• _What is being asked_
Pick out each line of the records in which the word "this" appears.

== Data listing ==

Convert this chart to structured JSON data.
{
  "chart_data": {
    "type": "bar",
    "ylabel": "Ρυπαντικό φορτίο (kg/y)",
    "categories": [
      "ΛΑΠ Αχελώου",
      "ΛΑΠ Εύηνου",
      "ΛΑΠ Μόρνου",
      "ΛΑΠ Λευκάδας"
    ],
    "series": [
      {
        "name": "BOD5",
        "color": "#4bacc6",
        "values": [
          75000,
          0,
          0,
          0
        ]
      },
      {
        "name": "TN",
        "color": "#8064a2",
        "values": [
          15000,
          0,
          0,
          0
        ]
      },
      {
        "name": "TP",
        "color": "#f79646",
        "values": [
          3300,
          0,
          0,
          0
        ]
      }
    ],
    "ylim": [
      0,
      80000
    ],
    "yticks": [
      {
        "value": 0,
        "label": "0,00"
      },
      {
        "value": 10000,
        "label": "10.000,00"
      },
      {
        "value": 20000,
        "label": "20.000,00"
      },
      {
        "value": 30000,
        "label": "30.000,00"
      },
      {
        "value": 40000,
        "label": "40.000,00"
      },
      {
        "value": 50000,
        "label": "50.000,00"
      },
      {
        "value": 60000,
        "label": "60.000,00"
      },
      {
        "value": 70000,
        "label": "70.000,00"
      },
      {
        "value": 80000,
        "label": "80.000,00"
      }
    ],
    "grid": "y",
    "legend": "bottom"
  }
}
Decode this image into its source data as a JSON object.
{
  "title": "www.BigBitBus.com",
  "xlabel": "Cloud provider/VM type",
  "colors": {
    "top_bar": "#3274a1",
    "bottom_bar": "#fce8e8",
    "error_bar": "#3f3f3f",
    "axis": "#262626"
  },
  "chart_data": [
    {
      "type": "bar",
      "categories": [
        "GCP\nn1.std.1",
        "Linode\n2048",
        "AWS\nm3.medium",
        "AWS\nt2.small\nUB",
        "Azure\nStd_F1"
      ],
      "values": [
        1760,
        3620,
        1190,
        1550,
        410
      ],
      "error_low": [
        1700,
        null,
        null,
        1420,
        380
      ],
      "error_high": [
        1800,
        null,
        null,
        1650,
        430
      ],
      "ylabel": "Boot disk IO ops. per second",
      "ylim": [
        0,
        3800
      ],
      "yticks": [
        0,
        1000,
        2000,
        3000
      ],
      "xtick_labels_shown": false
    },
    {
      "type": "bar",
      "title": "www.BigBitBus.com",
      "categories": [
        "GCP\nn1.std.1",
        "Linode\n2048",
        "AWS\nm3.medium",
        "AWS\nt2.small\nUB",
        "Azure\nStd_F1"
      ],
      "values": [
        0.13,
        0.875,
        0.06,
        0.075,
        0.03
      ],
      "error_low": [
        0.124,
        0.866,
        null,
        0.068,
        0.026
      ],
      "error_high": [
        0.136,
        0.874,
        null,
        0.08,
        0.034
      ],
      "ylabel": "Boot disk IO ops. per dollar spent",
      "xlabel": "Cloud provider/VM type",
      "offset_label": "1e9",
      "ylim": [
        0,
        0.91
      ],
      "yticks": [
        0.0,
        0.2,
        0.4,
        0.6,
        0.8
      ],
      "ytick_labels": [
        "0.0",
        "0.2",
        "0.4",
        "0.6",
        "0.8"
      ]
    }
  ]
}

===

• _Solved problem_
Convert this chart to structured JSON data.
Decode this image into its source data as a JSON object.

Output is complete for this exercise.